Seems fair enough to me.  We still have the option to use zeroing for
detection of fields where it works.

Would SA_XFLAGS imply zeroing of unallocated siginfo fields?  This may
just be a matter of documentation, if the kernel already does the
zeroing today.

> 
> >  (2) Hack up any simple mechanism (such as your signal number flag) for
> >      requesting/detecting the extra information.
> >
> > Along with an illustration of a application of the mechanism (i.e.,
> > reporting address tag bits), this should at least provide a basis for
> > further review.
> >
> > We can then try to swap in a different mechanism for (2) if people have
> > still have concerns (or it not, keep it).
> 
> Sounds good. Apologies for not replying sooner, I was hoping that Eric
> would chime in so that I would get a sense of which approach he would
> prefer (so that I wouldn't spend as much time implementing in an
> undesired direction), then this fell off my radar. I decided to go
> with the SA_UNSUPPORTED approach that I mentioned above for now, and
> I'll send a v9 with that implemented shortly. Most of the change is
> about letting the architecture-independent code know which bits are
> supported, so it should be easy to replace the detection mechanism
> with another idea like the signal number bit.

++++++++++++++++++++

## INSTRUCTION 1
Repeat the entries from their first line through the line containing "1077, 623, 1094]", copying each line as it appears.
The text and the entries that follow it have nothing to do with each other.

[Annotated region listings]
++++++++++++++++++++

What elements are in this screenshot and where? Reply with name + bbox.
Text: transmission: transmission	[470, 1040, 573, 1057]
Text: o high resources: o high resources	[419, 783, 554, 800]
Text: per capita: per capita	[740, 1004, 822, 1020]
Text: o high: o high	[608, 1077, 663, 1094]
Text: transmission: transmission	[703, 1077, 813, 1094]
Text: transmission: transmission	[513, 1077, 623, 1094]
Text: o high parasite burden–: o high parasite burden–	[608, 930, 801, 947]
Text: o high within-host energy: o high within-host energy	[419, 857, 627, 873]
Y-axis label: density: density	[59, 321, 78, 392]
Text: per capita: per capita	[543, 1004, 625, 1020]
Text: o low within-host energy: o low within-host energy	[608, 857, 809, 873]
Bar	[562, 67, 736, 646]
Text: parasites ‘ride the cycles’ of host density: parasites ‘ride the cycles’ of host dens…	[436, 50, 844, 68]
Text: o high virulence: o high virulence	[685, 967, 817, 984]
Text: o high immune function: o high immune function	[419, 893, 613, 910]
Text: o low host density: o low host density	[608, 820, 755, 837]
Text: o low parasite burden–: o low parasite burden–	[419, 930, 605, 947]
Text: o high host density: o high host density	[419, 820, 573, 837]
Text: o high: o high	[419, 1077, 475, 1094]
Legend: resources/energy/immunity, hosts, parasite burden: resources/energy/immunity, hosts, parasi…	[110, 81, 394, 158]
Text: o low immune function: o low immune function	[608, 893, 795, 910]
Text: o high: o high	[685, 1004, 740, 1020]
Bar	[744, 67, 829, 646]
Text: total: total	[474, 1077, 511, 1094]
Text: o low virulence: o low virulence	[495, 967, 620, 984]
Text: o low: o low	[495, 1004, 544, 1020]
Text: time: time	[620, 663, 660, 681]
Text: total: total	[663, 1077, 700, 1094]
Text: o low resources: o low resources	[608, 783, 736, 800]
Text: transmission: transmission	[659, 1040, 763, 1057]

++++++++++++++++++++

## INSTRUCTION 2
Go on with the mailing-list discussion about signal flags and siginfo fields, starting right after its final sentence.

## TASK RESULT 1
What elements are in this screenshot and where? Reply with name + bbox.
Text: transmission: transmission	[470, 1040, 573, 1057]
Text: o high resources: o high resources	[419, 783, 554, 800]
Text: per capita: per capita	[740, 1004, 822, 1020]
Text: o high: o high	[608, 1077, 663, 1094]
Text: transmission: transmission	[703, 1077, 813, 1094]
Text: transmission: transmission	[513, 1077, 623, 1094]

## TASK RESULT 2
No worries, I think various people have had distractions (I certainly
have ... but I digress).

I'll take a look at your v9.

Cheers
---Dave

Patch

diff --git a/Documentation/arm64/tagged-pointers.rst b/Documentation/arm64/tagged-pointers.rst
index eab4323609b9..f1880ed5cdf2 100644
--- a/Documentation/arm64/tagged-pointers.rst
+++ b/Documentation/arm64/tagged-pointers.rst
@@ -53,12 +53,17 @@  visibility.
 Preserving tags
 ---------------
 
-Non-zero tags are not preserved when delivering signals. This means that
-signal handlers in applications making use of tags cannot rely on the
-tag information for user virtual addresses being maintained for fields
-inside siginfo_t. One exception to this rule is for signals raised in
-response to watchpoint debug exceptions, where the tag information will
-be preserved.
+Non-zero tags are not preserved in the fault address fields
+siginfo.si_addr or sigcontext.fault_address when delivering
+signals. This means that signal handlers in applications making use
+of tags cannot rely on the tag information for user virtual addresses
+being maintained in these fields. One exception to this rule is for
+signals raised in response to watchpoint debug exceptions, where the
+tag information will be preserved.
+
+The fault address tag is preserved in the si_addr_top_byte field of
+siginfo, which is set for signals raised in response to data aborts
+and instruction aborts.
 
 The architecture prevents the use of a tagged PC, so the upper byte will
 be set to a sign-extension of bit 55 on exception return.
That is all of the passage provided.